§ What to work on:
The records that follow should be retyped word for word.

** Start of Available data **

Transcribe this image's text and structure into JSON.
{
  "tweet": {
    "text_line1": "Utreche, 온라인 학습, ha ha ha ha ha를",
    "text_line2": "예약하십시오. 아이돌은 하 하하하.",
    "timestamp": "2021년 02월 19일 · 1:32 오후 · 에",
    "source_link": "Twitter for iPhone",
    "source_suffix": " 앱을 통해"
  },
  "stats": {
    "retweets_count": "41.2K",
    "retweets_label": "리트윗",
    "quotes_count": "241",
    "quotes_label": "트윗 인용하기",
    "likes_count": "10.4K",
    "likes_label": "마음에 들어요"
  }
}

** End of Available data **

§ Result for this exercise:
Transcribe this image's text and structure into JSON.
{
  "tweet": {
    "text_line1": "Utreche, 온라인 학습, ha ha ha ha ha를",
    "text_line2": "예약하십시오. 아이돌은 하 하하하.",
    "timestamp": "2021년 02월 19일 · 1:32 오후 · 에",
    "source_link": "Twitter for iPhone",
    "source_suffix": " 앱을 통해"
  },
  "stats": {
    "retweets_count": "41.2K",
    "retweets_label": "리트윗",
    "quotes_count": "241",
    "quotes_label": "트윗 인용하기",
    "likes_count": "10.4K",
    "likes_label": "마음에 들어요"
  }
}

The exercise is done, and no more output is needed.